* PASSAGE PROVIDED
┌────────

Thanks again, I'll comment them as well.

> 
> On 4/20/2021 9:29 AM, Michael Kuhlmann wrote:
>> The problems I'm seeing:
>> * Primitive classes behave very different from standard object 
>> classes, but users don't immediately see this. You have to look into 
>> the definition to know whether an instance variable of SomeType will 
>> be initialized with null or a default value.
> 
> This is true, but relying on uninitialized variables isn't a 
> particularly great idea either way (and the language doesn't even let 
> you do this for locals.)   This point, though, embodies a hard choice: 
> are users better served by presenting all user-written abstractions the 
> same way, or by having a mandatory syntactic designation for classes 
> that have a certain runtime behavior?  For reasons above, I don't think 
> users are well served by this (well-intentioned!) suggestion.

Hmh, depends. I agree relying on uninitialized variables isn't a great 
idea, but people do that. They know when the variable is of type int, 
it's initialized to zero, but if it's of type Point, they might wonder 
why it's set to (0,0), something like the upper left corner of the screen.

Again, it's a matter of opinion.

> 
>> * The suffixes .ref and .val don't fit into our concept of class 
>> names, they look ugly and can easily be mixed up
> 
> I'm really glad you brought this up, because it's a common misperception.

└────────

According to the passage on primitive classes above, which two suffixes are said not to fit the concept of class names?

* DATA SECTION
┌────────

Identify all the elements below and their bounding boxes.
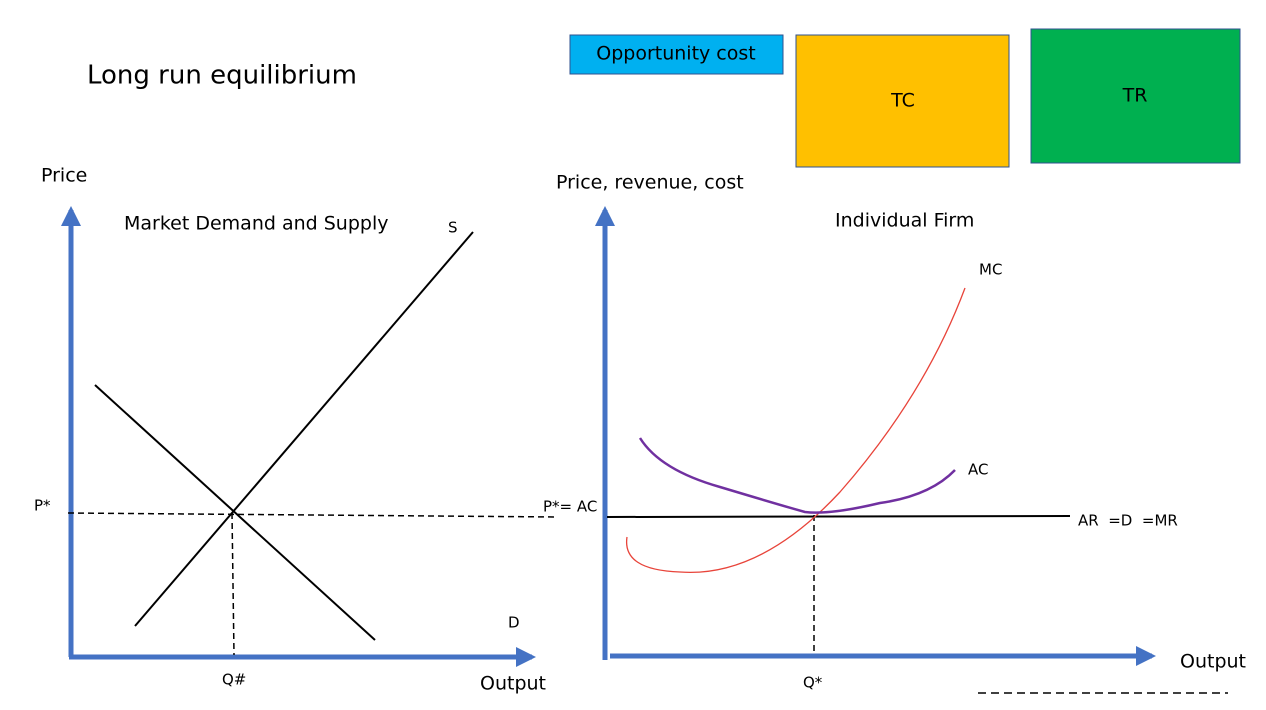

└────────

* WRITTEN SOLUTION
.ref and .val